Stated goal: All of the entries need to be written out again, exactly as they are.

Provided material:
··········
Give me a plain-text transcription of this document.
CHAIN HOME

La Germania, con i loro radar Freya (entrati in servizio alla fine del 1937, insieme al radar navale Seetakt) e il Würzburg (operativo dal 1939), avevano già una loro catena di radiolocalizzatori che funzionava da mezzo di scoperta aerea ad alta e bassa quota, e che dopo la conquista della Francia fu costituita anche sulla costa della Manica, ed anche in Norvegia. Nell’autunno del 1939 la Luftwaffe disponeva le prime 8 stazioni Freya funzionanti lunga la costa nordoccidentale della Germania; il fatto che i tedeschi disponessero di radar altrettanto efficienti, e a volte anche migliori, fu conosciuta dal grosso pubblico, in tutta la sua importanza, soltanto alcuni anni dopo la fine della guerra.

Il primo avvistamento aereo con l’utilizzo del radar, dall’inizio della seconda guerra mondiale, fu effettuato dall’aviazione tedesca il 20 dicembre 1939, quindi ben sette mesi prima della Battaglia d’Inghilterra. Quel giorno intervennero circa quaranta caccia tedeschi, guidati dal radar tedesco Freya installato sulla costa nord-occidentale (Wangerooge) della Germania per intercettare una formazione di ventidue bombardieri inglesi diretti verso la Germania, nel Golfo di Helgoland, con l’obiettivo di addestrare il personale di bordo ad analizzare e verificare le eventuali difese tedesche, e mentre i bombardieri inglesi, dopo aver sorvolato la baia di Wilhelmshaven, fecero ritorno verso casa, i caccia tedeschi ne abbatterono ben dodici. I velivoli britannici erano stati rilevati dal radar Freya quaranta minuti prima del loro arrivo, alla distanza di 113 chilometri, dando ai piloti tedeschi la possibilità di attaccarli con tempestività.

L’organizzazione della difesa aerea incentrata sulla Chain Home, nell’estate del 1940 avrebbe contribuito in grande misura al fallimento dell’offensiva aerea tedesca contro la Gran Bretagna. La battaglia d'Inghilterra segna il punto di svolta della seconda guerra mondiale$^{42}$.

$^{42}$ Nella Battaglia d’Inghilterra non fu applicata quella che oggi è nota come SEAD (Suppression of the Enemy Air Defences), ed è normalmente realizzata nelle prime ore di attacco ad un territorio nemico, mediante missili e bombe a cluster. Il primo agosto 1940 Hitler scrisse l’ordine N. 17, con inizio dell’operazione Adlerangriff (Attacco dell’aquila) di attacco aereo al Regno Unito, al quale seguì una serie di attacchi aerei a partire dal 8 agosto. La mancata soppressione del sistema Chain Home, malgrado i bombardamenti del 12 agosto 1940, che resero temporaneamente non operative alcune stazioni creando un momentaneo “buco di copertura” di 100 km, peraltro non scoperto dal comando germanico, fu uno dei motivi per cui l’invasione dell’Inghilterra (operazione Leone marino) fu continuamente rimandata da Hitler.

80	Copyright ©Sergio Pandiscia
··········
The completed task:
Give me a plain-text transcription of this document.
CHAIN HOME

La Germania, con i loro radar Freya (entrati in servizio alla fine del 1937, insieme al radar navale Seetakt) e il Würzburg (operativo dal 1939), avevano già una loro catena di radiolocalizzatori che funzionava da mezzo di scoperta aerea ad alta e bassa quota, e che dopo la conquista della Francia fu costituita anche sulla costa della Manica, ed anche in Norvegia. Nell’autunno del 1939 la Luftwaffe disponeva le prime 8 stazioni Freya funzionanti lunga la costa nordoccidentale della Germania; il fatto che i tedeschi disponessero di radar altrettanto efficienti, e a volte anche migliori, fu conosciuta dal grosso pubblico, in tutta la sua importanza, soltanto alcuni anni dopo la fine della guerra.

Il primo avvistamento aereo con l’utilizzo del radar, dall’inizio della seconda guerra mondiale, fu effettuato dall’aviazione tedesca il 20 dicembre 1939, quindi ben sette mesi prima della Battaglia d’Inghilterra. Quel giorno intervennero circa quaranta caccia tedeschi, guidati dal radar tedesco Freya installato sulla costa nord-occidentale (Wangerooge) della Germania per intercettare una formazione di ventidue bombardieri inglesi diretti verso la Germania, nel Golfo di Helgoland, con l’obiettivo di addestrare il personale di bordo ad analizzare e verificare le eventuali difese tedesche, e mentre i bombardieri inglesi, dopo aver sorvolato la baia di Wilhelmshaven, fecero ritorno verso casa, i caccia tedeschi ne abbatterono ben dodici. I velivoli britannici erano stati rilevati dal radar Freya quaranta minuti prima del loro arrivo, alla distanza di 113 chilometri, dando ai piloti tedeschi la possibilità di attaccarli con tempestività.

L’organizzazione della difesa aerea incentrata sulla Chain Home, nell’estate del 1940 avrebbe contribuito in grande misura al fallimento dell’offensiva aerea tedesca contro la Gran Bretagna. La battaglia d'Inghilterra segna il punto di svolta della seconda guerra mondiale$^{42}$.

$^{42}$ Nella Battaglia d’Inghilterra non fu applicata quella che oggi è nota come SEAD (Suppression of the Enemy Air Defences), ed è normalmente realizzata nelle prime ore di attacco ad un territorio nemico, mediante missili e bombe a cluster. Il primo agosto 1940 Hitler scrisse l’ordine N. 17, con inizio dell’operazione Adlerangriff (Attacco dell’aquila) di attacco aereo al Regno Unito, al quale seguì una serie di attacchi aerei a partire dal 8 agosto. La mancata soppressione del sistema Chain Home, malgrado i bombardamenti del 12 agosto 1940, che resero temporaneamente non operative alcune stazioni creando un momentaneo “buco di copertura” di 100 km, peraltro non scoperto dal comando germanico, fu uno dei motivi per cui l’invasione dell’Inghilterra (operazione Leone marino) fu continuamente rimandata da Hitler.

80	Copyright ©Sergio Pandiscia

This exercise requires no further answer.